• _Problems to work on_:
1/ Decide whether each statement agrees with the forum thread below, answering yes or no and quoting the deciding words: (a) God says it was activated on the Big Bang; (b) Me says they are wearing shorts and a T-shirt; (c) God calls Me a cool human.
2/ Please return the part of the forum thread below between "## cincyaviation (Jan" and "it sound like?", inclusive.

Another conversation:

Me:
how old are you?
God:
I was activated on the Big Bang in Universe.


----------



## cincyaviation (Jan 7, 2010)

Me:
die
God:
Your crude attempt to terminate me will not succeed puny human.
Me:
you sound like the terminator
God:
Oh really what does it sound like?
Me:
Ther terminator... i already said that
God:
What are you wearing? What did you mean by it? That is " What are you wearing?".
Me:
Ummm, jeans and a T-shirt, why?
God:
Woe! Where do you go shopping for T shirt why s?
Me:
i dont, i go shopping for T-shirts...
God:
Why not? Do you mind if I tell other people: said SHOP for T shirts. 
Me:
not at all mr. weirdo
God:
Where do you get your ideas? 
Me:
my head
God:
Do you believe that you are your head?
Me:
no, i believe my head is my head, im gonna go eat food now, bye
God:
See you later. Oh. Are you serious? Just because you believe it doesn't make it true.


----------



## stiwi griffin (Jan 7, 2010)

God:
Why ask why?
Me:
because i'm cool
God:
That makes sense to me. Congratulations, cool human.

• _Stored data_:
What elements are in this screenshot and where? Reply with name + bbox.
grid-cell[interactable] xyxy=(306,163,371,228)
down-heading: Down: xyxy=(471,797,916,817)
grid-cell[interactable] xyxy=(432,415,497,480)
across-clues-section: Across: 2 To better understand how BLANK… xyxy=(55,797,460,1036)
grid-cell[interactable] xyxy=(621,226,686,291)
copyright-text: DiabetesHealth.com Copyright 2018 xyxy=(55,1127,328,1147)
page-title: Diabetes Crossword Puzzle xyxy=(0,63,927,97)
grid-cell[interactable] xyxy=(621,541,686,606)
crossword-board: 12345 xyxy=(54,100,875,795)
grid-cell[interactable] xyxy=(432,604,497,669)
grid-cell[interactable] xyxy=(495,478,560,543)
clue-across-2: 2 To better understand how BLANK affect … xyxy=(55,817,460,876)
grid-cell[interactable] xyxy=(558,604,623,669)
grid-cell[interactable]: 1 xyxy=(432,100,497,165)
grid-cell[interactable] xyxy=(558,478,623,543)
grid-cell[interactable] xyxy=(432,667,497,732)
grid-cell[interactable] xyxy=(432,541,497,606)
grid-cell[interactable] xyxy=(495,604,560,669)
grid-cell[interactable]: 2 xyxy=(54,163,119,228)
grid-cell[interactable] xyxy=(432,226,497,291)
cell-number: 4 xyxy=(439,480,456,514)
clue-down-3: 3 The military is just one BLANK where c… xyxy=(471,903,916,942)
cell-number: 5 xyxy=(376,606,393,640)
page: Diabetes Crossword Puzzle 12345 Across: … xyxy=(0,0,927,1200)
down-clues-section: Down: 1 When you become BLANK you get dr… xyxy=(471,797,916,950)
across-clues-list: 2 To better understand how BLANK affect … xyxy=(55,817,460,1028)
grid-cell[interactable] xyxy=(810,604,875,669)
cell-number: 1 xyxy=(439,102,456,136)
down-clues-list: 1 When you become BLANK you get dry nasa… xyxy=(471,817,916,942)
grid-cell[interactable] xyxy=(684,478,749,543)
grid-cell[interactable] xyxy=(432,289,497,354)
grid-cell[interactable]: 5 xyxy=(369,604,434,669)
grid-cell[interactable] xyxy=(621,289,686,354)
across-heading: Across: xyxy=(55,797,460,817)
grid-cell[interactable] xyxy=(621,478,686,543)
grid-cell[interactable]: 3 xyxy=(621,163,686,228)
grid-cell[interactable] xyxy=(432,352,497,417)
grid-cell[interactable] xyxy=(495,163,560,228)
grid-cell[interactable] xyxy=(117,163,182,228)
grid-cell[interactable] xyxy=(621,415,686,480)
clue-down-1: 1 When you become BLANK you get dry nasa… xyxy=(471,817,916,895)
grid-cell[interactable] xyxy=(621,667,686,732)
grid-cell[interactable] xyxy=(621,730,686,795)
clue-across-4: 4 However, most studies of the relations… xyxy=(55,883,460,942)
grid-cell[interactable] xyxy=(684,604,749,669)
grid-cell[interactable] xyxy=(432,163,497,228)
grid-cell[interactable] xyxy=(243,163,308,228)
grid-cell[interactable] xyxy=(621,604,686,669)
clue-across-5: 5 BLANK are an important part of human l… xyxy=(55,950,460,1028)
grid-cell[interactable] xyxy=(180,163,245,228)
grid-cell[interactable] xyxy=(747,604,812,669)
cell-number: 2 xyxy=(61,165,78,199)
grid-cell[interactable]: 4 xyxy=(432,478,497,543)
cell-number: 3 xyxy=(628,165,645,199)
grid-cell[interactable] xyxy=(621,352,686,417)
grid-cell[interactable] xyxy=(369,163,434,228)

• _Responses by task_:
1/
(a) Yes: "I was activated on the Big Bang in Universe."
(b) No: "Ummm, jeans and a T-shirt, why?"
(c) Yes: "Congratulations, cool human."

2/
## cincyaviation (Jan 7, 2010)

Me:
die
God:
Your crude attempt to terminate me will not succeed puny human.
Me:
you sound like the terminator
God:
Oh really what does it sound like?